• 抜粋

----------

コストダウンを徹底し 赤字経営を立て直せ
兵庫県尼崎市に本社を置くSECカーボンは、1934年(昭和9年)の創業以来、一貫して炭素(カーボン)の世界を追究し、その機能を活かして日本の産業の発展に貢献してきた。アルミニウム製錬メーカーの電解炉に用いられるカソードブロック(SK-B)、鉄鋼メーカーの電気製鋼炉に用いられる人造黒鉛電極、半導体や宇宙航空分野をはじめとした先端技術を支える特殊炭素製品など、独自の技術、生産体制から生まれる高機能製品は、現在では国内のみならず海外でも高い評価を受けている。
今回、取材で訪れた京都府福知山市の京都工場は、50万平方メートルの敷地を有し、世界トップクラスの一貫生産工場である。1974年の竣工以来、盤石の体制で国内外への製品供給を行ってきた。しかし、3年前に市場の需給バランスが崩れて生産量が激減してからは、赤字経営を余儀なくされてきた。
同社は厳しい経営環境のもとで、経営の立て直しを図るべく外部機関の支援を受けることを決断した。当時、京都工場長として本活動を導入し、その後2018年5月に代表取締役社長に就任した中島耕氏は、「国内外の同業他社と戦っていくためのコスト削減は従来から行っていましたが、それは自分たちのやり方の延長線上でしかなかった。ですから、今度はコンサルタント会社に入ってもらい、違う切り口で取組みをしたかったのです」と語る。また、どちらかというと保守的な職場環境だったため、「新しいことに自ら取り組むパワーを養ってほしい」という想いもあり、部門を超えた組織横断的なプロジェクトという方法をとることにしたという。
SECカーボン株式会社
代表取締役社長 中島 耕 氏
コンサルタントの選定にあたっては、数社から提案を受けて比較検討した。選定に関わった岩井清一氏(執行役員 経営企画室長)はJMACを選んだ理由について、「JMACは実績がとても豊富で、提案内容もわれわれ製造業に一番フィットしていました。Q(品質)・C(コスト)・D(納期)を基本に、製造業がどう体質改善し、コスト削減をしていけばよいのかを提案してくださったので、経営陣の理解も得やすかった」と述べる。

----------

• 提供資料
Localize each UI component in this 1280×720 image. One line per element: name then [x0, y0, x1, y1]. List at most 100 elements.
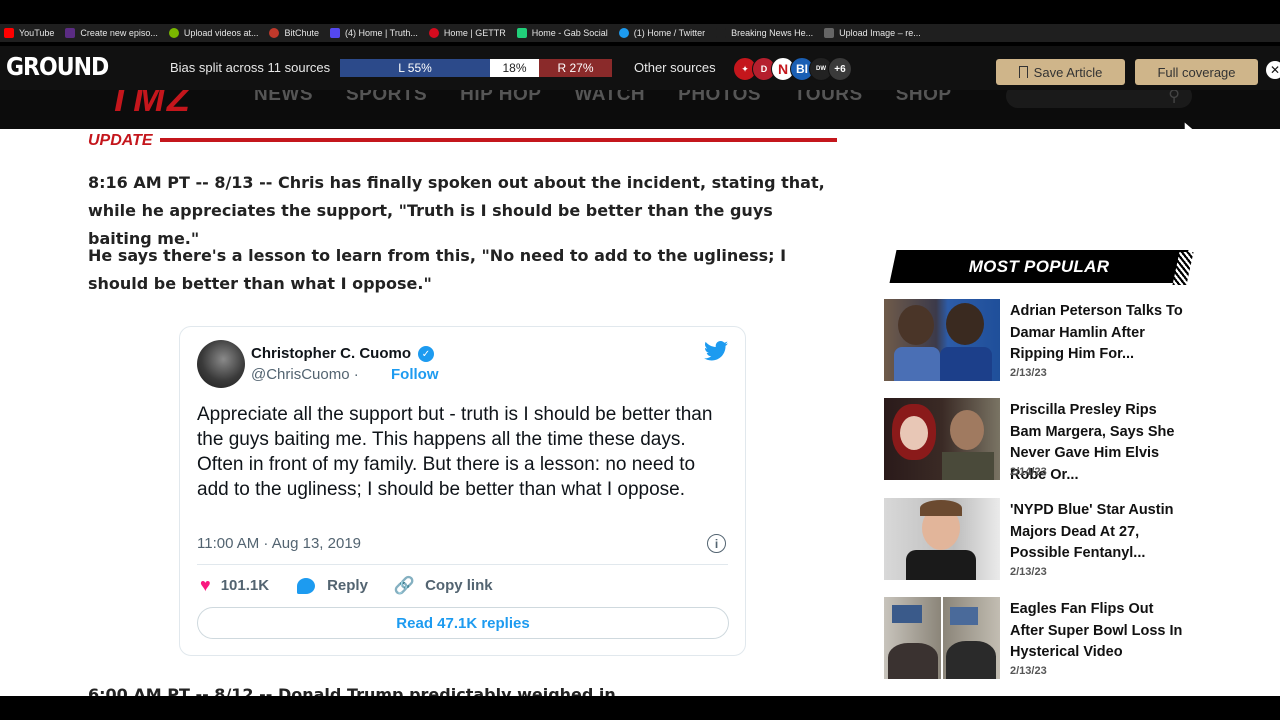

----------

• 演習の目的
SECカーボンの赤字経営立て直しを扱った抜粋を、最後の文に続けて書き進めてください。

• 回答
こうして2015年8月、SECカーボンはJMACをパートナーとして、コスト削減に向けた新たな取組みへと踏み出した。
「またやるの?」逆風の中のスタート
プロジェクトのスタートにあたり、まず行ったのは「工場診断」だ。現状を分析し、あるべき姿との差異を「削減余地(ロス)」として導き出す。現場測定やヒアリングなどを通じて現状を分析した結果、約5億円のコスト削減が可能と見込まれた。実際の活動では、購買、保全、電力など、コストダウンの切り口ごとに6つのチームを編成し、チームリーダーが中心となって進めていくことにした。
こうして本格スタートしたプロジェクトであったが、メンバーはみな、「『またやるの?』という面もあった」と語るのは泉司氏(執行役員 京都工場 技師長)だ。ちょうどそのころは、コスト削減のほかにも複数のプロジェクトが動き始めた時期で、活動を掛け持ちしているメンバーが多かったのだ。そのうえ、工場では工程ごとに仕事が決まっていることから「自分のところは自分でやる」という慣習が根付いており、組織横断的な活動にはなじみにくいという背景もあった。
しかし、スタートから3年目に入った今では、メンバーの意識と行動は大きく変わり、着実に成果を出し続けている。当初打ち立てた社内目標の「2年間で3億円のコストダウン」はすでに達成し、現在は新たな目標に向かって邁進しているところだ。逆風の中で始まったこのプロジェクトは、いったいどのような経緯でここまで大きな変化を遂げたのであろうか。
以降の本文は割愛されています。